(Extracted records)
================

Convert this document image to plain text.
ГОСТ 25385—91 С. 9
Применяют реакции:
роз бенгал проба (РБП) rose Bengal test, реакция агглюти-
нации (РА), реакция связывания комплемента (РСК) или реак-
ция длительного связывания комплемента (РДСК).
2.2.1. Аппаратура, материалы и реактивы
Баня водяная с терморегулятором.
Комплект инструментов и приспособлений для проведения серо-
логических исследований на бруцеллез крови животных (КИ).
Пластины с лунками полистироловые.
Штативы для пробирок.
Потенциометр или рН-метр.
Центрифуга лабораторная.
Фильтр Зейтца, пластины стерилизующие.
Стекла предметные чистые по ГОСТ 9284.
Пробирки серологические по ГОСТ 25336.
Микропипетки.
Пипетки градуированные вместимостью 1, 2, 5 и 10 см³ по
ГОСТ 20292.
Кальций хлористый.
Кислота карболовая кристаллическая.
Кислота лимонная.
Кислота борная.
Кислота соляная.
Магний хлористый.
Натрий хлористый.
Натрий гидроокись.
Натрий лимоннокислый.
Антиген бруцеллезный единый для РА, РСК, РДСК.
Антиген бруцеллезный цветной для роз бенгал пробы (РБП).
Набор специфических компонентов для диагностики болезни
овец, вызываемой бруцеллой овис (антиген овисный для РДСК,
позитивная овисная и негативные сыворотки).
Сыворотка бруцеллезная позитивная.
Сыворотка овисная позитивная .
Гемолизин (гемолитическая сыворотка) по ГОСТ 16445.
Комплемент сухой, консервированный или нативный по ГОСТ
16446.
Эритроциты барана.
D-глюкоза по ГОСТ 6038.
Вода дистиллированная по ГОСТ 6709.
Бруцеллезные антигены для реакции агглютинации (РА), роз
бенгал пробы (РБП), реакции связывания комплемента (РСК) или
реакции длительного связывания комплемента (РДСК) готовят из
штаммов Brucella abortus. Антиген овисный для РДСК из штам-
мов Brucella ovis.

================

- _Job_: Transcribe all entries exactly as they are given.

- _Worked answer_:
Convert this document image to plain text.
ГОСТ 25385—91 С. 9
Применяют реакции:
роз бенгал проба (РБП) rose Bengal test, реакция агглюти-
нации (РА), реакция связывания комплемента (РСК) или реак-
ция длительного связывания комплемента (РДСК).
2.2.1. Аппаратура, материалы и реактивы
Баня водяная с терморегулятором.
Комплект инструментов и приспособлений для проведения серо-
логических исследований на бруцеллез крови животных (КИ).
Пластины с лунками полистироловые.
Штативы для пробирок.
Потенциометр или рН-метр.
Центрифуга лабораторная.
Фильтр Зейтца, пластины стерилизующие.
Стекла предметные чистые по ГОСТ 9284.
Пробирки серологические по ГОСТ 25336.
Микропипетки.
Пипетки градуированные вместимостью 1, 2, 5 и 10 см³ по
ГОСТ 20292.
Кальций хлористый.
Кислота карболовая кристаллическая.
Кислота лимонная.
Кислота борная.
Кислота соляная.
Магний хлористый.
Натрий хлористый.
Натрий гидроокись.
Натрий лимоннокислый.
Антиген бруцеллезный единый для РА, РСК, РДСК.
Антиген бруцеллезный цветной для роз бенгал пробы (РБП).
Набор специфических компонентов для диагностики болезни
овец, вызываемой бруцеллой овис (антиген овисный для РДСК,
позитивная овисная и негативные сыворотки).
Сыворотка бруцеллезная позитивная.
Сыворотка овисная позитивная .
Гемолизин (гемолитическая сыворотка) по ГОСТ 16445.
Комплемент сухой, консервированный или нативный по ГОСТ
16446.
Эритроциты барана.
D-глюкоза по ГОСТ 6038.
Вода дистиллированная по ГОСТ 6709.
Бруцеллезные антигены для реакции агглютинации (РА), роз
бенгал пробы (РБП), реакции связывания комплемента (РСК) или
реакции длительного связывания комплемента (РДСК) готовят из
штаммов Brucella abortus. Антиген овисный для РДСК из штам-
мов Brucella ovis.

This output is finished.